■ **Directive**: Pick out every line of the entries below where "screenshot" occurs, and copy those lines.

■ **Excerpted data**:
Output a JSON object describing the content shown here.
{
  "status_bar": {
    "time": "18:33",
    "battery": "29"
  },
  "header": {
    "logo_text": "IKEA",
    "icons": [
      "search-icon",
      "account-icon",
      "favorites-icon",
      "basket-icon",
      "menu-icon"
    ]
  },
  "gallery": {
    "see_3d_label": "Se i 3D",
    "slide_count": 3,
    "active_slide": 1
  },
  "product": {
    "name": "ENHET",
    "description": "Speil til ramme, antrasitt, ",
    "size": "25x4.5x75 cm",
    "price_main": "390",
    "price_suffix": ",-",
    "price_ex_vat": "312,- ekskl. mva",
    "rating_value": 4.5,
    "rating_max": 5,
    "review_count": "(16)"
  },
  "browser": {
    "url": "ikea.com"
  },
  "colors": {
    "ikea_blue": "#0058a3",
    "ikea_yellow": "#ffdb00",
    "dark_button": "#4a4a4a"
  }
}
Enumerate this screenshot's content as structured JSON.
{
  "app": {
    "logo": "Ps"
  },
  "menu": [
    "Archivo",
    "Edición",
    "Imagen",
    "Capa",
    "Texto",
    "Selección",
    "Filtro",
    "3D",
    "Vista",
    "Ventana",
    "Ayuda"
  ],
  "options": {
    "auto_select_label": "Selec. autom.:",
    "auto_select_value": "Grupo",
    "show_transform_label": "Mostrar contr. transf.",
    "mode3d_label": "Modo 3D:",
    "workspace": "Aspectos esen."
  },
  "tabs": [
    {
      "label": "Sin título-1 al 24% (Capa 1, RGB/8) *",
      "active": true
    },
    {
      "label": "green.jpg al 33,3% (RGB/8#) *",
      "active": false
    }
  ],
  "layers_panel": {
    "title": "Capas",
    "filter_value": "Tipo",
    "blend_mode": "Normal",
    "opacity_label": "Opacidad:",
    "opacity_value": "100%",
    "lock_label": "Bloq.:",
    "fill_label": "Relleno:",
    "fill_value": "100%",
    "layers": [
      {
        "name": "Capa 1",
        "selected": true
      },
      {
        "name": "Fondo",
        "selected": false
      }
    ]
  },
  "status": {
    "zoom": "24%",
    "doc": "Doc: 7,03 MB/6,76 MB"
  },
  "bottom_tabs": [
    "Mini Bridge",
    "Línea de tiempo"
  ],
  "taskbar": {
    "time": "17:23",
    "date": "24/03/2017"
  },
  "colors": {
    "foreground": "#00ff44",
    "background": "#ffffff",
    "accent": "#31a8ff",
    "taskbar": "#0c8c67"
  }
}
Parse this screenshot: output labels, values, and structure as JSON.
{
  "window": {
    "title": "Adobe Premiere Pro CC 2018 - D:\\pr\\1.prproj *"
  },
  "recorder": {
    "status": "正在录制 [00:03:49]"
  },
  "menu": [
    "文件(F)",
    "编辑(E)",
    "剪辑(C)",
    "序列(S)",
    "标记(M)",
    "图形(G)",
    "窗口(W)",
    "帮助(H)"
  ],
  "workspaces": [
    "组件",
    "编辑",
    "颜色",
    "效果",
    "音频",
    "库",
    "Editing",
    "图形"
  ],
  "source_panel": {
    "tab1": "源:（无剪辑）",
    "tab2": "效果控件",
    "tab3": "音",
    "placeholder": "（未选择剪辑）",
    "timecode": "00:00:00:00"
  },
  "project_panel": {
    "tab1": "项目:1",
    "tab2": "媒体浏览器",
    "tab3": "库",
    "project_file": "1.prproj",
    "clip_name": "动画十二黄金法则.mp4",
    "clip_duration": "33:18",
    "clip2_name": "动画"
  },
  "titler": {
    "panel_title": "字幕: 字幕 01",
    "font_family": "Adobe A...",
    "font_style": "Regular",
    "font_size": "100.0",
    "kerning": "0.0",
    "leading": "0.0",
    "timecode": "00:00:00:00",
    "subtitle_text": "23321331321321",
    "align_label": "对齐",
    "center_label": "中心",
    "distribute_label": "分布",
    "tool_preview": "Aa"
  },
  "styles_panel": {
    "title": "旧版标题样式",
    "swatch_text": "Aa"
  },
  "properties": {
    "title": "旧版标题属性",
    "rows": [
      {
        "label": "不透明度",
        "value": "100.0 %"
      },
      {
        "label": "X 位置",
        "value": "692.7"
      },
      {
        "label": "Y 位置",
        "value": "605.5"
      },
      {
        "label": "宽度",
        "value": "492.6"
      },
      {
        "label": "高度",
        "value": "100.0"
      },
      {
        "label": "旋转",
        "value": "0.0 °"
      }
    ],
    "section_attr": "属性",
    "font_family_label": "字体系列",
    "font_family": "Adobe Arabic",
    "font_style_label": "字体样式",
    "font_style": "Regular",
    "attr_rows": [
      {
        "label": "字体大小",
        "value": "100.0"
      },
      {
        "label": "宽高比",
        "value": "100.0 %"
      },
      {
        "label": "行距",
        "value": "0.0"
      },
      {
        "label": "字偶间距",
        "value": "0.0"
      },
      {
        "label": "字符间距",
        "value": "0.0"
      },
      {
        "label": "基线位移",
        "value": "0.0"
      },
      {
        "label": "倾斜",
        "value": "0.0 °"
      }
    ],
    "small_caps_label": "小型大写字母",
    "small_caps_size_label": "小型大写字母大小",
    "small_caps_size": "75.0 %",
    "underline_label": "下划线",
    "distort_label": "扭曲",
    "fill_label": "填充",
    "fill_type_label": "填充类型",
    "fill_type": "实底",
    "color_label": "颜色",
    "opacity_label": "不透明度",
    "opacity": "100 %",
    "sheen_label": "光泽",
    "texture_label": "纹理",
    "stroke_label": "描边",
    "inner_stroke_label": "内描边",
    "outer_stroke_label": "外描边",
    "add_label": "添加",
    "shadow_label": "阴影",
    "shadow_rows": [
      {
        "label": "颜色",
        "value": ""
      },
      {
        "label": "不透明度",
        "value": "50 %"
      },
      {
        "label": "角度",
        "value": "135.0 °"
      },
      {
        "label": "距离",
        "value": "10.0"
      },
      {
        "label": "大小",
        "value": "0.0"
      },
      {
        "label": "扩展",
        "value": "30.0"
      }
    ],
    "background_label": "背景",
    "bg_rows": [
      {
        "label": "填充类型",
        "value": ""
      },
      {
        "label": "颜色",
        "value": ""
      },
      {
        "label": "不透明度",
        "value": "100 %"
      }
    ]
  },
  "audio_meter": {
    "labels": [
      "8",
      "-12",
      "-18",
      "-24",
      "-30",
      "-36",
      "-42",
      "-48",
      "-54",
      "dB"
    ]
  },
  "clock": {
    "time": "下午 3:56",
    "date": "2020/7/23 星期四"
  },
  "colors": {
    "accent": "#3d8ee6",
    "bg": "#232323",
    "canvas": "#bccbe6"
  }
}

■ **Result**:
Enumerate this screenshot's content as structured JSON.
Parse this screenshot: output labels, values, and structure as JSON.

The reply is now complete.